Every line of the records below should be restated exactly.

•••••

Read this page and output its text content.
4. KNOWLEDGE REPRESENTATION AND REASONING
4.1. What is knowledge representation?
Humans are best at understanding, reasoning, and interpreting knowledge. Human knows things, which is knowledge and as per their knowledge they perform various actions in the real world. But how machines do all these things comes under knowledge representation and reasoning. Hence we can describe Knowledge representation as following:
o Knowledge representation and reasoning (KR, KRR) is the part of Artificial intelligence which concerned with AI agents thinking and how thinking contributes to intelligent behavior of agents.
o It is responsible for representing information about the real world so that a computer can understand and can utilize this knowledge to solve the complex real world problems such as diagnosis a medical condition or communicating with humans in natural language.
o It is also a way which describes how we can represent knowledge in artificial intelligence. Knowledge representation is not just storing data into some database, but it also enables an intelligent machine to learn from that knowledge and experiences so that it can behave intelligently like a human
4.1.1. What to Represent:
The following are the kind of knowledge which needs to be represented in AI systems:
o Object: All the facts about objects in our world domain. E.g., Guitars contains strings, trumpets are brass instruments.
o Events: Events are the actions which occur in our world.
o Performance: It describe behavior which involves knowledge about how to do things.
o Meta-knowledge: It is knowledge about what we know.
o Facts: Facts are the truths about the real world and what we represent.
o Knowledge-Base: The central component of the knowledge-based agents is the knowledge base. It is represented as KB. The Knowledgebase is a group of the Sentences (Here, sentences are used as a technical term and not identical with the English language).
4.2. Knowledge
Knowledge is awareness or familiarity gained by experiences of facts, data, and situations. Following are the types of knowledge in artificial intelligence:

•••••

§ SOLUTION FOR THIS PROBLEM:
Read this page and output its text content.
4. KNOWLEDGE REPRESENTATION AND REASONING
4.1. What is knowledge representation?
Humans are best at understanding, reasoning, and interpreting knowledge. Human knows things, which is knowledge and as per their knowledge they perform various actions in the real world. But how machines do all these things comes under knowledge representation and reasoning. Hence we can describe Knowledge representation as following:
o Knowledge representation and reasoning (KR, KRR) is the part of Artificial intelligence which concerned with AI agents thinking and how thinking contributes to intelligent behavior of agents.
o It is responsible for representing information about the real world so that a computer can understand and can utilize this knowledge to solve the complex real world problems such as diagnosis a medical condition or communicating with humans in natural language.
o It is also a way which describes how we can represent knowledge in artificial intelligence. Knowledge representation is not just storing data into some database, but it also enables an intelligent machine to learn from that knowledge and experiences so that it can behave intelligently like a human
4.1.1. What to Represent:
The following are the kind of knowledge which needs to be represented in AI systems:
o Object: All the facts about objects in our world domain. E.g., Guitars contains strings, trumpets are brass instruments.
o Events: Events are the actions which occur in our world.
o Performance: It describe behavior which involves knowledge about how to do things.
o Meta-knowledge: It is knowledge about what we know.
o Facts: Facts are the truths about the real world and what we represent.
o Knowledge-Base: The central component of the knowledge-based agents is the knowledge base. It is represented as KB. The Knowledgebase is a group of the Sentences (Here, sentences are used as a technical term and not identical with the English language).
4.2. Knowledge
Knowledge is awareness or familiarity gained by experiences of facts, data, and situations. Following are the types of knowledge in artificial intelligence:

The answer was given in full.